Il y a assez de nourriture dans le monde. Pourtant, des millions de tonnes d’aliments sont gaspillées, détournées de leur usage initial ou rendues plus chères artificiellement par la spéculation. Le problème ne vient pas de la production, mais du  système économique, qui place les profits au-dessus des besoins fondamentaux. Et pourtant, on laisse souvent entendre  que chacun·e porte une responsabilité en la matière.

L’indignation n’est pas le bon moteur

L’indignation morale face à la faim et à la destruction de l’environnement nous détourne des véritables responsables. Selon Stephan Jütte, si les compagnies pétrolières publient des tableaux d’émissions de CO2, ce n’est pas par repentir, mais parce que cela permet de déplacer l’attention sur nous. Nous culpabilisons. Comme nous utilisons des voitures, nous prenons l’avion pour partir en vacances, nous nous sentons responsables, alors que les grandes entreprises continuent impunément leurs activités, sous le couvert de la politique internationale.

Consignes à suivre
• A. Reprenez le texte sur le gaspillage alimentaire depuis « Il y a assez » jusqu'à « en la matière. », en remplaçant « nourriture » par « denrées ».
• B. Rédigez la suite du texte sur la faim et le système économique, à partir de sa dernière phrase.

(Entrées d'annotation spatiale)
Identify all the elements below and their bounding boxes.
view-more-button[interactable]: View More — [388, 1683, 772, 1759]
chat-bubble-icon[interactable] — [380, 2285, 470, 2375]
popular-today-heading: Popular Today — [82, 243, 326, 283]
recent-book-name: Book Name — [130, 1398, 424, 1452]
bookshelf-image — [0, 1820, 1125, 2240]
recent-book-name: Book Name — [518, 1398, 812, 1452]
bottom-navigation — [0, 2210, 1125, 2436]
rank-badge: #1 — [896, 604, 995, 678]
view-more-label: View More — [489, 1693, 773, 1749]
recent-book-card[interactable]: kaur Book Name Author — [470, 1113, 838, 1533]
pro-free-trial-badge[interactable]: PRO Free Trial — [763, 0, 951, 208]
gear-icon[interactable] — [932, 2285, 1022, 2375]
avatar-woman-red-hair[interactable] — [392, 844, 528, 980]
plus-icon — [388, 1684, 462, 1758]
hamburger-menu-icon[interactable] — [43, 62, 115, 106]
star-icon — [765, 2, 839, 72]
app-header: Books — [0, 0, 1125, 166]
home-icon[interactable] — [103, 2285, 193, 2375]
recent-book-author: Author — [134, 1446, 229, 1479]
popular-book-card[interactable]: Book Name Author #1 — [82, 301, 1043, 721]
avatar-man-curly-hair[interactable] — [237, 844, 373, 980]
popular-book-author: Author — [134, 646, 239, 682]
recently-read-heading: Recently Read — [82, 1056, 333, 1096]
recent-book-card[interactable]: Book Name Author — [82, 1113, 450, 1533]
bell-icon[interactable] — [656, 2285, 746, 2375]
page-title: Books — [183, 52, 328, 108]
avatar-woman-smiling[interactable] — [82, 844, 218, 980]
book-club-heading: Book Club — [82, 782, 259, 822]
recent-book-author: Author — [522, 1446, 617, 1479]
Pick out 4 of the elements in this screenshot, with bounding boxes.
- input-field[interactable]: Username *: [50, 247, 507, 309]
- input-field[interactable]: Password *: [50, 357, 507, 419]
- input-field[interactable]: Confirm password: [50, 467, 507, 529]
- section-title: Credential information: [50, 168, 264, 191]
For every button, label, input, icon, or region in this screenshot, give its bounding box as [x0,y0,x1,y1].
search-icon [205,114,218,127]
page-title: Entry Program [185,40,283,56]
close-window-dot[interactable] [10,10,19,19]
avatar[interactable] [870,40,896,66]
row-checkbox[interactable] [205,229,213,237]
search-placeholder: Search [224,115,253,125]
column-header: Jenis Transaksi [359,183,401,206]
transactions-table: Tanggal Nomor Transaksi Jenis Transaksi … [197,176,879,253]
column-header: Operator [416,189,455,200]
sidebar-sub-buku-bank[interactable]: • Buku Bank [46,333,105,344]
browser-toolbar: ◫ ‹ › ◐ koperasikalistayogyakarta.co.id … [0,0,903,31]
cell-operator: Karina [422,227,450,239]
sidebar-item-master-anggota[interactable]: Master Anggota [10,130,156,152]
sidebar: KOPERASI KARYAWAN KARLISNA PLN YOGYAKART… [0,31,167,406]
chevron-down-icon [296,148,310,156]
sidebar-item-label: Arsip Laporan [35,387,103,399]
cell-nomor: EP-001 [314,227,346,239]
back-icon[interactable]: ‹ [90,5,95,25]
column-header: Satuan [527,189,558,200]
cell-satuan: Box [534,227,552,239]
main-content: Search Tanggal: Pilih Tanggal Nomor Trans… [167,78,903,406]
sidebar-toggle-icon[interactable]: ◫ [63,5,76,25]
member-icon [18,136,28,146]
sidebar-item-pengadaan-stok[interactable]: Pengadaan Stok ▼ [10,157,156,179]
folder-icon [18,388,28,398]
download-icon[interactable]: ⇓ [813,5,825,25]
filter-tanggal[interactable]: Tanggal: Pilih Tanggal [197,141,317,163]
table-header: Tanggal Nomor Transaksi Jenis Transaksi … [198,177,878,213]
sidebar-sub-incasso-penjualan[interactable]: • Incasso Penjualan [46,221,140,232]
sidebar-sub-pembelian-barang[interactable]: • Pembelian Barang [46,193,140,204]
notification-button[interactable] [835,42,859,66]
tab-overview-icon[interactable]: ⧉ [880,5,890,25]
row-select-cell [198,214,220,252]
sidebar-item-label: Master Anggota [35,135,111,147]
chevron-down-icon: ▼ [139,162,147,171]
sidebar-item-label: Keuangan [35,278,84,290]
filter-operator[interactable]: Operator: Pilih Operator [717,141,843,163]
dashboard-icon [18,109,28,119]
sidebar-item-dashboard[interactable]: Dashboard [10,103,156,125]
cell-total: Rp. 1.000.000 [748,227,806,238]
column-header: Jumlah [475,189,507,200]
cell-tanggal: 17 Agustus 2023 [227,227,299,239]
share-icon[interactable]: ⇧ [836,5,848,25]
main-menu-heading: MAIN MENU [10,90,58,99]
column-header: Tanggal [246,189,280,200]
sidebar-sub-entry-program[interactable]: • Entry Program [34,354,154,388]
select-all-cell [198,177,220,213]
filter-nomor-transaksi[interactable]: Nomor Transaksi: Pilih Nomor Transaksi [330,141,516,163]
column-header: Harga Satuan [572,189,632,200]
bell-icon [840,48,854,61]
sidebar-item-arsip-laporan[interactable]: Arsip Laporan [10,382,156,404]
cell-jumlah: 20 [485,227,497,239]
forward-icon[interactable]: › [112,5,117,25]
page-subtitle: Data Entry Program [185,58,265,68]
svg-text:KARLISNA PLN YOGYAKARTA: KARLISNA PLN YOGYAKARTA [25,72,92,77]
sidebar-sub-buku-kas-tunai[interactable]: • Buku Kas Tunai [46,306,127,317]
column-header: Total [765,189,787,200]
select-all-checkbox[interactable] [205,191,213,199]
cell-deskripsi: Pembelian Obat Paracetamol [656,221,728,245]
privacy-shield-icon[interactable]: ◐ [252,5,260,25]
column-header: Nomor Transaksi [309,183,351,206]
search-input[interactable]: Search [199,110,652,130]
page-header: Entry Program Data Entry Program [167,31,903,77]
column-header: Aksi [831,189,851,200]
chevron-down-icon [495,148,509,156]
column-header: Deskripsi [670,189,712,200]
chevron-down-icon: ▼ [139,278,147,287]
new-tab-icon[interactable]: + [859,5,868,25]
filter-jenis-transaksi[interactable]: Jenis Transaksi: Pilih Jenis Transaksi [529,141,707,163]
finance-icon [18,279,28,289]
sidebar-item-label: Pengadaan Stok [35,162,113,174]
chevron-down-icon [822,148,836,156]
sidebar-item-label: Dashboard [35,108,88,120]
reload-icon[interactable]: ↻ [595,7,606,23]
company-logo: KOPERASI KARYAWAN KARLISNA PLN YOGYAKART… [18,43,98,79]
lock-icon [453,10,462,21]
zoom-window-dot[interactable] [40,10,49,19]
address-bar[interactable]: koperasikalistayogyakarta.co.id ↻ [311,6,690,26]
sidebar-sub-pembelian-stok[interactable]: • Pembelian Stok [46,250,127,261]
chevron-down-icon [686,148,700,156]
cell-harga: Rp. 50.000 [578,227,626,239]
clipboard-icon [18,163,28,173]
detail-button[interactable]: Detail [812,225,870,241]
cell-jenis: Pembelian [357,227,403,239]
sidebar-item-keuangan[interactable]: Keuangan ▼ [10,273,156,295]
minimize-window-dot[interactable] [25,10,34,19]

Réponses proposées
• A.
Il y a assez de denrées dans le monde. Pourtant, des millions de tonnes d’aliments sont gaspillées, détournées de leur usage initial ou rendues plus chères artificiellement par la spéculation. Le problème ne vient pas de la production, mais du  système économique, qui place les profits au-dessus des besoins fondamentaux. Et pourtant, on laisse souvent entendre  que chacun·e porte une responsabilité en la matière.

• B.
Cela ne signifie pas que nous devons consommer sans faire attention, nuance toutefois Stephan Jütte. Simplement, nous ne devrions pas agir par culpabilité, mais par conviction. La durabilité doit être un choix conscient, et non une pénitence imposée.

Savourer consciemment au lieu de gaspiller

Stephan Jütte adopte cette attitude en famille aussi. Il inculque à ses enfants la valeur des aliments non pas par des interdictions, mais par l’expérience : goûter une baie sur le marché, sentir l’odeur du pain frais, goûter des rondelles de saucisse chez le boucher. Les personnes qui ont un lien avec les aliments les respectent davantage et les gaspillent moins facilement.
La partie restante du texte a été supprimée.